## The exercise:
Lines that hold the word "Model" should be located and copied.
******************************
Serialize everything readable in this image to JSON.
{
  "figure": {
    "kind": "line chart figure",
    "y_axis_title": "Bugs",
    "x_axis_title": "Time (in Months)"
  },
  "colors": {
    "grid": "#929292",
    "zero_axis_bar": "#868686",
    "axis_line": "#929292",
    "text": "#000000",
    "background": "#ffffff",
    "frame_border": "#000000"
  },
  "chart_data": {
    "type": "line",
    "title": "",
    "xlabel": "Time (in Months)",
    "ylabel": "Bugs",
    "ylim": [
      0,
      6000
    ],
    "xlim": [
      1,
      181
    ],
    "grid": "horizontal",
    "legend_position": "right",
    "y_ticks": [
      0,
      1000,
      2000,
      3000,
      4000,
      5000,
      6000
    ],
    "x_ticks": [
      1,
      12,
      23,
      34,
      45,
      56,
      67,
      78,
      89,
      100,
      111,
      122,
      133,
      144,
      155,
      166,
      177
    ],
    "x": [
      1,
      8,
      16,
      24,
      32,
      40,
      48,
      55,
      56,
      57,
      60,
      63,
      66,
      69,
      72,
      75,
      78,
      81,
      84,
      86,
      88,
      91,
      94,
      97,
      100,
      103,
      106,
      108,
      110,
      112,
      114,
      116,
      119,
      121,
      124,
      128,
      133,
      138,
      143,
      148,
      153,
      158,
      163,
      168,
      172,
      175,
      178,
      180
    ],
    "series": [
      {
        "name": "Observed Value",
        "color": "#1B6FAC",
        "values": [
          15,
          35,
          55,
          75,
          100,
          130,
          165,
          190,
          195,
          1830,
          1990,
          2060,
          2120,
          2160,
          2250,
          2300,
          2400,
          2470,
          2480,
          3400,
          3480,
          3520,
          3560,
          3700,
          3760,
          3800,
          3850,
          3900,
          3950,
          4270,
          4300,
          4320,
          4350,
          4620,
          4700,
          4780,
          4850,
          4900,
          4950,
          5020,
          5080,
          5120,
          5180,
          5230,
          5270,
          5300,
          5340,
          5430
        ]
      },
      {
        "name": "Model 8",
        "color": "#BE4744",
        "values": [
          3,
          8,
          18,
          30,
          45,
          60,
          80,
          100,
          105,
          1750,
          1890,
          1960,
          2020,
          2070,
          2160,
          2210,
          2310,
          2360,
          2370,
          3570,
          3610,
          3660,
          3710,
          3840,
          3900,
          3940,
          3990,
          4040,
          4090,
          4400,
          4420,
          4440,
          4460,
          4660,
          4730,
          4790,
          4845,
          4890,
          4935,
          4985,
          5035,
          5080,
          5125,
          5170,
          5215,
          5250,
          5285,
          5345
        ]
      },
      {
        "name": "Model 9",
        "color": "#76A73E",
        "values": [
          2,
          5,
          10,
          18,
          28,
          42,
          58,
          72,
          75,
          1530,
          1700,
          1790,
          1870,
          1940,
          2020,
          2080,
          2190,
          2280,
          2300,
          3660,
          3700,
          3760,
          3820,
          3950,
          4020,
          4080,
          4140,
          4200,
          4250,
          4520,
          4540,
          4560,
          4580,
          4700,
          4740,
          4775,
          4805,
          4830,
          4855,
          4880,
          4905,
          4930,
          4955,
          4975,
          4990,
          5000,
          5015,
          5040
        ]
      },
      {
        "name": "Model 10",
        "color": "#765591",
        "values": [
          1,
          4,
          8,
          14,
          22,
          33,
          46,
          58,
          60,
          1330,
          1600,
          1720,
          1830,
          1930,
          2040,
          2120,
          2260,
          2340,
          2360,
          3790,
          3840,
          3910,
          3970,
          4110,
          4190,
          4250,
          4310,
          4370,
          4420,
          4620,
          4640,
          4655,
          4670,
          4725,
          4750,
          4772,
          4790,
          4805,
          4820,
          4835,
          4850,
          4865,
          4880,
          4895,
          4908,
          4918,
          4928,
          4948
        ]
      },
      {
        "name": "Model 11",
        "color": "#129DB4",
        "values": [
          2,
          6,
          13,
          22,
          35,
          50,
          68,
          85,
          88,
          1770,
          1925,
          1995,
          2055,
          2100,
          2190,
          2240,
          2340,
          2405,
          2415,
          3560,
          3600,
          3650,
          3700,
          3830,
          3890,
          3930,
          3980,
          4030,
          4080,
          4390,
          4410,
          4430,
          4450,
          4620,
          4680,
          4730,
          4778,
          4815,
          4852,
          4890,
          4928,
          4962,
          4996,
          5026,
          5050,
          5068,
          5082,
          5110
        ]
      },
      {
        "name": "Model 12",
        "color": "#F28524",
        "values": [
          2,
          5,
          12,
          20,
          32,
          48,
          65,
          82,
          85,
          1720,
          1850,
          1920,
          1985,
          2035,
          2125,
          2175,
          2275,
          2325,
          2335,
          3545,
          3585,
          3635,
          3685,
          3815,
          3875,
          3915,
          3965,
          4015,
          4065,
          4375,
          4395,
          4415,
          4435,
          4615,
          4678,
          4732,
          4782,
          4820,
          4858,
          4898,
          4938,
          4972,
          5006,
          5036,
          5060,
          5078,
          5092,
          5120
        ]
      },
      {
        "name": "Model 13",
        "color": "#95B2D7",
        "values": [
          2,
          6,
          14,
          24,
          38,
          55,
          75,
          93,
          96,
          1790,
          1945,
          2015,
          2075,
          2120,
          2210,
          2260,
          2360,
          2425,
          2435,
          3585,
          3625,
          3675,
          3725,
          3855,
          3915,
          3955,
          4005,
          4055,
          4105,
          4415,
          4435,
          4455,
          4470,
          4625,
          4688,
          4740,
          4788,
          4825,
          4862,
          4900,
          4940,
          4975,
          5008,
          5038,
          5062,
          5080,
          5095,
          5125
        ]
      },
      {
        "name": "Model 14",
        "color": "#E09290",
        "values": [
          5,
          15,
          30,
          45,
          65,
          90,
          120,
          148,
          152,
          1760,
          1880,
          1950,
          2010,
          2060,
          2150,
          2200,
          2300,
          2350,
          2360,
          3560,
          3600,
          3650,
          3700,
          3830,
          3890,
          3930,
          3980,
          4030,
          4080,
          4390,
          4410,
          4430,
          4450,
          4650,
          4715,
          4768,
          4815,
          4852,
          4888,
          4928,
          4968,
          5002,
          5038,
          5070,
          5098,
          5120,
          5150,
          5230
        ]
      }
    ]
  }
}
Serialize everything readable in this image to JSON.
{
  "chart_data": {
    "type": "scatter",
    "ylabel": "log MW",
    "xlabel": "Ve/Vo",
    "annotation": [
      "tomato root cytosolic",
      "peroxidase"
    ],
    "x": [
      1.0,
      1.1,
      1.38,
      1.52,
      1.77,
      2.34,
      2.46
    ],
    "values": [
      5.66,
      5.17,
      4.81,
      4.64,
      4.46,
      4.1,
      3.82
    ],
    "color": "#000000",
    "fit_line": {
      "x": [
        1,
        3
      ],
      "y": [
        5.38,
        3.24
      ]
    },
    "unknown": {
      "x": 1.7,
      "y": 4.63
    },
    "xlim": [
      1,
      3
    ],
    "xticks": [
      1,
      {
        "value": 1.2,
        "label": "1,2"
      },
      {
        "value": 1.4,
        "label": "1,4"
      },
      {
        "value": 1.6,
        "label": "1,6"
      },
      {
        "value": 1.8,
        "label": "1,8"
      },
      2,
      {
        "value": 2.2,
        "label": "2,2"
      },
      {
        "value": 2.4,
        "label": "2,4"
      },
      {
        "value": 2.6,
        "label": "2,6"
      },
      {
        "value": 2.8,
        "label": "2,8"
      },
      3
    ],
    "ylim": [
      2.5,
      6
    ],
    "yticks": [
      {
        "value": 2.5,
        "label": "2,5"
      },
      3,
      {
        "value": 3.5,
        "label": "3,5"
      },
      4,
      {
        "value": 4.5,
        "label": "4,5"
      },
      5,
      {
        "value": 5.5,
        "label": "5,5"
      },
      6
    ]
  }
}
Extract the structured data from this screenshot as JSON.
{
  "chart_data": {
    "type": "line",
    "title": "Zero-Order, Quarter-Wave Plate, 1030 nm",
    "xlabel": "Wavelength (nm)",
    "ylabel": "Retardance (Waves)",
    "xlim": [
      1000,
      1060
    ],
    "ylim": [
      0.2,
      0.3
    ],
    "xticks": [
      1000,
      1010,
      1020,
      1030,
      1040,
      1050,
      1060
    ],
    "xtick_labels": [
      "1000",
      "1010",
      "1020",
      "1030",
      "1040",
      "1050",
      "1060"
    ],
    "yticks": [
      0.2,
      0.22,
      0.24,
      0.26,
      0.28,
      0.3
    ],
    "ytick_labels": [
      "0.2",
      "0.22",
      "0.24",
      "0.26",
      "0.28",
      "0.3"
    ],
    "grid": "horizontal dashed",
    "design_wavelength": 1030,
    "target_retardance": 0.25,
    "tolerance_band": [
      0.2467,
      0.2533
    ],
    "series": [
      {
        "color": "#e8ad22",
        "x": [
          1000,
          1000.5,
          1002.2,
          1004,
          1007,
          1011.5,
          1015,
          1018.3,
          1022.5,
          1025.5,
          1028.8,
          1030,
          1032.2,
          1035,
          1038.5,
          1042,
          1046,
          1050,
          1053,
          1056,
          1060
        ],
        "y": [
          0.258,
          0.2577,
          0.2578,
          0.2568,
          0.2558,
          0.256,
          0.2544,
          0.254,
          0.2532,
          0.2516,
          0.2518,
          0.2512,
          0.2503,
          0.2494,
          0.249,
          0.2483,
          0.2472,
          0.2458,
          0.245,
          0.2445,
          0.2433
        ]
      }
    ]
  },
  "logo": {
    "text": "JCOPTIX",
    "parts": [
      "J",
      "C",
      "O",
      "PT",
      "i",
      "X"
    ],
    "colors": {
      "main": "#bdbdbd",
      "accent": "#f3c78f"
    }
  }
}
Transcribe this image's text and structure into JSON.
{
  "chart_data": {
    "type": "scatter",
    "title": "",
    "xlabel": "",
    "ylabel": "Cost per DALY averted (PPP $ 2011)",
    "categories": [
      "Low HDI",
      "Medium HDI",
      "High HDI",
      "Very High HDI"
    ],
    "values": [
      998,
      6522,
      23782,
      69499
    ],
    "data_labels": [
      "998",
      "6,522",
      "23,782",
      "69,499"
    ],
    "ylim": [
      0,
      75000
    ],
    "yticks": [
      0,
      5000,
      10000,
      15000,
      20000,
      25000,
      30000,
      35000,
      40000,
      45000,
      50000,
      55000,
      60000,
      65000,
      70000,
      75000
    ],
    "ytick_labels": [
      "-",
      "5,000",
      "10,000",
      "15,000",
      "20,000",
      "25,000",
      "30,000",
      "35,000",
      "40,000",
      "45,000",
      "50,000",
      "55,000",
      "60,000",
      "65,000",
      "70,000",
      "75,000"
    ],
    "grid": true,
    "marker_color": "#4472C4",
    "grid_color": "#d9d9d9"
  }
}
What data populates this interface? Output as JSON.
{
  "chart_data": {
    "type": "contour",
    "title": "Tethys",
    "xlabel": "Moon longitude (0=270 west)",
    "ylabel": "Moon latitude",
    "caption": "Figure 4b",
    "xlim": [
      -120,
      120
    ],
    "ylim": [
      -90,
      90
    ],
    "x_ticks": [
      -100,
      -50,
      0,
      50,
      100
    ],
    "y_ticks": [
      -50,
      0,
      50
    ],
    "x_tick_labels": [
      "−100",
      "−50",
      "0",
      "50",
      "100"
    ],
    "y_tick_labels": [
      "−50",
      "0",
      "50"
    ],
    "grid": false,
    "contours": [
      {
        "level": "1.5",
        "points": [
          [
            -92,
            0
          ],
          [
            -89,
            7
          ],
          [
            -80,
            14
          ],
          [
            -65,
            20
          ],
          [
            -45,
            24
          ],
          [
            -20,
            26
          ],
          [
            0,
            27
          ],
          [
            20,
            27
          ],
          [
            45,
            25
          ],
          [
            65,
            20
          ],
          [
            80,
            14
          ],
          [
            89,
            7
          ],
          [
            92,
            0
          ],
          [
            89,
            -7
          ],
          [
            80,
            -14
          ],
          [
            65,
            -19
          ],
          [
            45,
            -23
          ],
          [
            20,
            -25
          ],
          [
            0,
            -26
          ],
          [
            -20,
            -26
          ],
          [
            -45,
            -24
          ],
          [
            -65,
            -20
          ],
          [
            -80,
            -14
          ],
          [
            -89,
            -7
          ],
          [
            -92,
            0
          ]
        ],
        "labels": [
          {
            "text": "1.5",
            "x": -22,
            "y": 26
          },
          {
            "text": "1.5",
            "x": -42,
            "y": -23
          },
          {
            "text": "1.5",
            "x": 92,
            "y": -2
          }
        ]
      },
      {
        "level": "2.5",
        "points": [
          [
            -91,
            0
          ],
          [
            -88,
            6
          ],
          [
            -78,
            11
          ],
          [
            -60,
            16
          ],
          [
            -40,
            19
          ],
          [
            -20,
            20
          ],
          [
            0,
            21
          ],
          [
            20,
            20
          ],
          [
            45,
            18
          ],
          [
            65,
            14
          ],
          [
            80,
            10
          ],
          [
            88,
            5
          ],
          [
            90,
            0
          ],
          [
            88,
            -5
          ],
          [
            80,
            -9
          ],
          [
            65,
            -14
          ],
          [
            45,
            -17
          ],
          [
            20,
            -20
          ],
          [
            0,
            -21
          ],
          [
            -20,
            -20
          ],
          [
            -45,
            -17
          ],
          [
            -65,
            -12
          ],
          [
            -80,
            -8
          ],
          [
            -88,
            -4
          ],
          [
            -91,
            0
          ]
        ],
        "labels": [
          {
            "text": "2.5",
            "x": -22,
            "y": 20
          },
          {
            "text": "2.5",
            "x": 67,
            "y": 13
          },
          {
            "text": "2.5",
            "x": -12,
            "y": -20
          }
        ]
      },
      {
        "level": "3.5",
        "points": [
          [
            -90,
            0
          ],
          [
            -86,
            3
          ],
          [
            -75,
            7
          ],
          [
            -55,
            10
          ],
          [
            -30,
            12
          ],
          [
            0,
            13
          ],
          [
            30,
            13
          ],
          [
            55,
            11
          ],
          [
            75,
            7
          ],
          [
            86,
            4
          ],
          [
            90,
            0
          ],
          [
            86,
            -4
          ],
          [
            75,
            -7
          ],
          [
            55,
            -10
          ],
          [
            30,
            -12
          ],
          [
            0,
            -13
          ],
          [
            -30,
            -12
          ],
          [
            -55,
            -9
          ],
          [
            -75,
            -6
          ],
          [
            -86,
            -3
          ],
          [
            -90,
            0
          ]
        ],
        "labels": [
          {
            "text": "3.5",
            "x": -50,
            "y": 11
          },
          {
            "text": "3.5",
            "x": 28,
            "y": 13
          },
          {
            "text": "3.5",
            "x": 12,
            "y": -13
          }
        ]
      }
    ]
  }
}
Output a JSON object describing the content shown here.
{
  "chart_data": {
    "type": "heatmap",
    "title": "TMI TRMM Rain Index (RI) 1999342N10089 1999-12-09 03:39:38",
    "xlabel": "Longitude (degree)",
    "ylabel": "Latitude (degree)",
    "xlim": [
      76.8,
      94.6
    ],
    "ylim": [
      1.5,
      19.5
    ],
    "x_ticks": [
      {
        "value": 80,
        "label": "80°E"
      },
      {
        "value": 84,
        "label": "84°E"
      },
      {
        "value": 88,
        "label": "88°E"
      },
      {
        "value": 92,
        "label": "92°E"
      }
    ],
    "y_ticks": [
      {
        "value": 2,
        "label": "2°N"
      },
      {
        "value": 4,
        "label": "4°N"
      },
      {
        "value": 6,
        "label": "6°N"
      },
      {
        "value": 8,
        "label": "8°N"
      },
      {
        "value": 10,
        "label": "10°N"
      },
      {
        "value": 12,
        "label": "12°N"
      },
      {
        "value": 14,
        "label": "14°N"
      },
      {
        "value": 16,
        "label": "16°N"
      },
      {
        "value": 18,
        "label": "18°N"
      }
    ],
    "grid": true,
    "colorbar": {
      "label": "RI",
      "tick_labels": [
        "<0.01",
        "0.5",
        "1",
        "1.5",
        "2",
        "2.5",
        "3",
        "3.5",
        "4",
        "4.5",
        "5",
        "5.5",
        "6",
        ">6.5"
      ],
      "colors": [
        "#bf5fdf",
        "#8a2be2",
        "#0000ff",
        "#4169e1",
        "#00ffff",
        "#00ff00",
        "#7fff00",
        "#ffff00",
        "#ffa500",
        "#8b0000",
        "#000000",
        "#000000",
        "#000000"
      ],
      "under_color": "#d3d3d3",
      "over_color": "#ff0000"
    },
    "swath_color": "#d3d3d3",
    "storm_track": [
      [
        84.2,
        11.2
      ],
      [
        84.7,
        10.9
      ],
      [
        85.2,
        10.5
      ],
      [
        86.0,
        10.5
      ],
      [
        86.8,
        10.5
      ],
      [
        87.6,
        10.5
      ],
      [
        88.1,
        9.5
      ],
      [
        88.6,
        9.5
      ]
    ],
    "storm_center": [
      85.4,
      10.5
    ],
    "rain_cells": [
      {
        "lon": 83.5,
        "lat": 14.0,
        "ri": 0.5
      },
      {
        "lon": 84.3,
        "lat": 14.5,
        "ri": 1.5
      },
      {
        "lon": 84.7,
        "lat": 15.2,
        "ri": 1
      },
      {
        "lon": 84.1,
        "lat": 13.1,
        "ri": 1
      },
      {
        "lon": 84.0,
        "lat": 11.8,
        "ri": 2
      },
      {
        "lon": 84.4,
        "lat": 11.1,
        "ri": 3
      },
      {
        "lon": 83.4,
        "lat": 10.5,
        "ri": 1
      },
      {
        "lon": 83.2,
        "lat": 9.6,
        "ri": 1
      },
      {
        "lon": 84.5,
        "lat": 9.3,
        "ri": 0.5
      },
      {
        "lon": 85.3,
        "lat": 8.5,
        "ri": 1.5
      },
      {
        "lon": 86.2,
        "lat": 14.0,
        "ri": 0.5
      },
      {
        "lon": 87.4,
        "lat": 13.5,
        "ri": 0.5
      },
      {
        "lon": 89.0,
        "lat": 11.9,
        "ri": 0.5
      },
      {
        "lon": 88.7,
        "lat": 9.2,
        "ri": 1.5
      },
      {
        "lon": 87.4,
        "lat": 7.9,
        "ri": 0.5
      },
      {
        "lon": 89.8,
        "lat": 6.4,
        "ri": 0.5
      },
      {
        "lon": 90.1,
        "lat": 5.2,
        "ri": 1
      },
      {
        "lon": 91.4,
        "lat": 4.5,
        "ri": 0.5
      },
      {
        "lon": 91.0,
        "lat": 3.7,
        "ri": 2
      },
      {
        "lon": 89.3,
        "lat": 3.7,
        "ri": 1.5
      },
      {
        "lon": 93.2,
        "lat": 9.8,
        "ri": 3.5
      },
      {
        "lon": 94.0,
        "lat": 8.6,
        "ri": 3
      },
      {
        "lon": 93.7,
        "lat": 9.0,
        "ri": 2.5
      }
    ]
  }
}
******************************
## Result of the task:
        "name": "Model 8",
        "name": "Model 9",
        "name": "Model 10",
        "name": "Model 11",
        "name": "Model 12",
        "name": "Model 13",
        "name": "Model 14",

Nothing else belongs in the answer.